**WORK TO COMPLETE**
Return the lines below that carry the word "went".

(Dataset items)
↓↓↓
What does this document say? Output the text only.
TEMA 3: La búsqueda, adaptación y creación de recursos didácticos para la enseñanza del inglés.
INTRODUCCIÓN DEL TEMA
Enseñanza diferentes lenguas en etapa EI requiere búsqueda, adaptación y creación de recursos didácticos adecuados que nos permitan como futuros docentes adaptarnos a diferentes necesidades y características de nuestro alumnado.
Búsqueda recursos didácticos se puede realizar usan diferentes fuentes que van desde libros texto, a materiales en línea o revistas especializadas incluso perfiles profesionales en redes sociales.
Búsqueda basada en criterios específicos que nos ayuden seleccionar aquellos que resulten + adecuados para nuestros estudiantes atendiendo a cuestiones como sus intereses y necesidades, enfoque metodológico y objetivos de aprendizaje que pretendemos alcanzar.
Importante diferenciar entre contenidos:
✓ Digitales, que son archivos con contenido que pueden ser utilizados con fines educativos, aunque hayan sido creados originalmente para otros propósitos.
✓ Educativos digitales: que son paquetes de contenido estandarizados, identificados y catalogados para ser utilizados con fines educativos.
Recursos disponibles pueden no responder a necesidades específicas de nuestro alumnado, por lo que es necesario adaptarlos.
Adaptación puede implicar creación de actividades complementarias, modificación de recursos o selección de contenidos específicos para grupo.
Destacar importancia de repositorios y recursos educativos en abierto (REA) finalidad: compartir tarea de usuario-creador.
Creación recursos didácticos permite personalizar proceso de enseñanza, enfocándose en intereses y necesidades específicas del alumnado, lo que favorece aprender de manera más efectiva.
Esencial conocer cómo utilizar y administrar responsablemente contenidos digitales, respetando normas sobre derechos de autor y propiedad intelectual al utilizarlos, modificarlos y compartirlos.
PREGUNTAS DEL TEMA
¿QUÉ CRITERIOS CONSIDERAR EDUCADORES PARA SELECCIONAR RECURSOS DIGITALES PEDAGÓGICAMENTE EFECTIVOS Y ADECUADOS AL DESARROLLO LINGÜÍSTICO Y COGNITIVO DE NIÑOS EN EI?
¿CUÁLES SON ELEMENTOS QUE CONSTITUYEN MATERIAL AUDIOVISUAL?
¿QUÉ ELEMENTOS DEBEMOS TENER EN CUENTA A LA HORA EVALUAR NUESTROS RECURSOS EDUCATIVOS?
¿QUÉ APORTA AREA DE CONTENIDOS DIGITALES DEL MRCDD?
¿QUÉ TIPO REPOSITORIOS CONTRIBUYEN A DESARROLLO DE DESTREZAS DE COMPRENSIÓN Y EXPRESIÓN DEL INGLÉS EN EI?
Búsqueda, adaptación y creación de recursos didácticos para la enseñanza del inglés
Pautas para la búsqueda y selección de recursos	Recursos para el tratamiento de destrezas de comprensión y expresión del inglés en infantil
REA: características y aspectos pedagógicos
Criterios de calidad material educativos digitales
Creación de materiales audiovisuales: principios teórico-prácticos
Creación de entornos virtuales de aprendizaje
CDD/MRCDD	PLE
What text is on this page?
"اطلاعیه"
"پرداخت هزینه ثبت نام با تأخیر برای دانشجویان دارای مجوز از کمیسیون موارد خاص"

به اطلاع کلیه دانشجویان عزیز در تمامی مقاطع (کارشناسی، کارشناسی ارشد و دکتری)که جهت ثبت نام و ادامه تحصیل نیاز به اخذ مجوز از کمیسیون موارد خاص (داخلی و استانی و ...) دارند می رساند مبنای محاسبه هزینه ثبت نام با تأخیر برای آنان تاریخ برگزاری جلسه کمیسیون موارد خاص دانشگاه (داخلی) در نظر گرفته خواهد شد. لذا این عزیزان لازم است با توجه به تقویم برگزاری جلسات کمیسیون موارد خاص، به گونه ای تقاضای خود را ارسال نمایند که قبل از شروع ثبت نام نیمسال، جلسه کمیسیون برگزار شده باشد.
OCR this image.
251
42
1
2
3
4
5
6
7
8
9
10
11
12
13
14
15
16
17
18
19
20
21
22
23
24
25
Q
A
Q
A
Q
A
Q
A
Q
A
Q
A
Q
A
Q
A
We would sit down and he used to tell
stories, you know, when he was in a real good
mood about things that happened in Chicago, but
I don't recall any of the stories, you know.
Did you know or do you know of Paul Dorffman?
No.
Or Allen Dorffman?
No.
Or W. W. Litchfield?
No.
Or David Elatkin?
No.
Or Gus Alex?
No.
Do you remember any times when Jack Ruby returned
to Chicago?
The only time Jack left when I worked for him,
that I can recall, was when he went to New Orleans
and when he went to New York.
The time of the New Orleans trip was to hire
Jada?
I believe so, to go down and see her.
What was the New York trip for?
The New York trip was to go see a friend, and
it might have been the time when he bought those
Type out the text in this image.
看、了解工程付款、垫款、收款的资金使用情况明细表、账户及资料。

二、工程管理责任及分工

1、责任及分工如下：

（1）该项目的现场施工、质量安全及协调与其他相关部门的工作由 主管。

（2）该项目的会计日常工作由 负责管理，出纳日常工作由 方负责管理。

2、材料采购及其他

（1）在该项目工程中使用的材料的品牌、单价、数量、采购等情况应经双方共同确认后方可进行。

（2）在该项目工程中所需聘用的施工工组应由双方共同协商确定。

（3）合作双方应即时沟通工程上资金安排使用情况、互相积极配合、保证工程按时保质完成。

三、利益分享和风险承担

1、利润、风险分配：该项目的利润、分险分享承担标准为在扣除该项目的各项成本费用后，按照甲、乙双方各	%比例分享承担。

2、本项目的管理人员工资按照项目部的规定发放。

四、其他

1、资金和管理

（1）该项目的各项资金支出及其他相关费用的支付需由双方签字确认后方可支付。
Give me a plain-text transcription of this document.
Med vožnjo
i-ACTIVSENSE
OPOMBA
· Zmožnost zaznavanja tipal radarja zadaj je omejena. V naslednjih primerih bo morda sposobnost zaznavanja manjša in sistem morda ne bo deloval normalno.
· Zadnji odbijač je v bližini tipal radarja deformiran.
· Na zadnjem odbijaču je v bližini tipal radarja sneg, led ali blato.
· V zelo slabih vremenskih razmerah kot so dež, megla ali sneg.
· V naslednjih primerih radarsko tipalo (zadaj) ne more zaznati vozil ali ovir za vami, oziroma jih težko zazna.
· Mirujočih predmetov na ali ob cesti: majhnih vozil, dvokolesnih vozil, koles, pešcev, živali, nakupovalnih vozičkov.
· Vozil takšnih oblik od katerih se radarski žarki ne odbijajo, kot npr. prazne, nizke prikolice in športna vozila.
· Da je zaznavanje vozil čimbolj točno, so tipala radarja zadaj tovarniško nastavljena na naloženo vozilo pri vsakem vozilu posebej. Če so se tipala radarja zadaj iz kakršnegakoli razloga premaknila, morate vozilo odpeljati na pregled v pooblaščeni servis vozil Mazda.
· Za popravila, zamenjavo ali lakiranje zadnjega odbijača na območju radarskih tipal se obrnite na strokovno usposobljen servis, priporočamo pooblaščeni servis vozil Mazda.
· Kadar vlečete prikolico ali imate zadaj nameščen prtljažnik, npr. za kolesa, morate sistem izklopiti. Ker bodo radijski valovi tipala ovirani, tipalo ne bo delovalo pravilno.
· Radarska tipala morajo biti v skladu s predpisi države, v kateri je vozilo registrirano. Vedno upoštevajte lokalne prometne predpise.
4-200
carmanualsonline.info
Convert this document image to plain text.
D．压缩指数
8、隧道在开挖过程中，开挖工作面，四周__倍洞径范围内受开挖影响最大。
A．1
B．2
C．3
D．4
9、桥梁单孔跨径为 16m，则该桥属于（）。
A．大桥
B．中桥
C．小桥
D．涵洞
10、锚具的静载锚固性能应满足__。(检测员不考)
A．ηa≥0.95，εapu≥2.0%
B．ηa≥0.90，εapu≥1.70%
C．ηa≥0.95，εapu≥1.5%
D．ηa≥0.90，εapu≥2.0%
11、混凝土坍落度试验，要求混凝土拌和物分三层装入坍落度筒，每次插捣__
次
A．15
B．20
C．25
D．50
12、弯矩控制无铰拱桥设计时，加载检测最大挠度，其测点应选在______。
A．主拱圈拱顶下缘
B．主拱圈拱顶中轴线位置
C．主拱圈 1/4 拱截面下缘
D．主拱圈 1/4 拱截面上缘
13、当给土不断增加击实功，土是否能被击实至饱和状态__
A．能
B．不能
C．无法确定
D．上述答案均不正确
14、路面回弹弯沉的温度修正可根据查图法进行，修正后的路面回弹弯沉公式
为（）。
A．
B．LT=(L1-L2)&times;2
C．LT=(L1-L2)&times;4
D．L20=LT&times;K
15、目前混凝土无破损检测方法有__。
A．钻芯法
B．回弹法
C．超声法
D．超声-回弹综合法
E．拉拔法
↑↑↑
**EXERCISE RESPONSE**
that I can recall, was when he went to New Orleans
and when he went to New York.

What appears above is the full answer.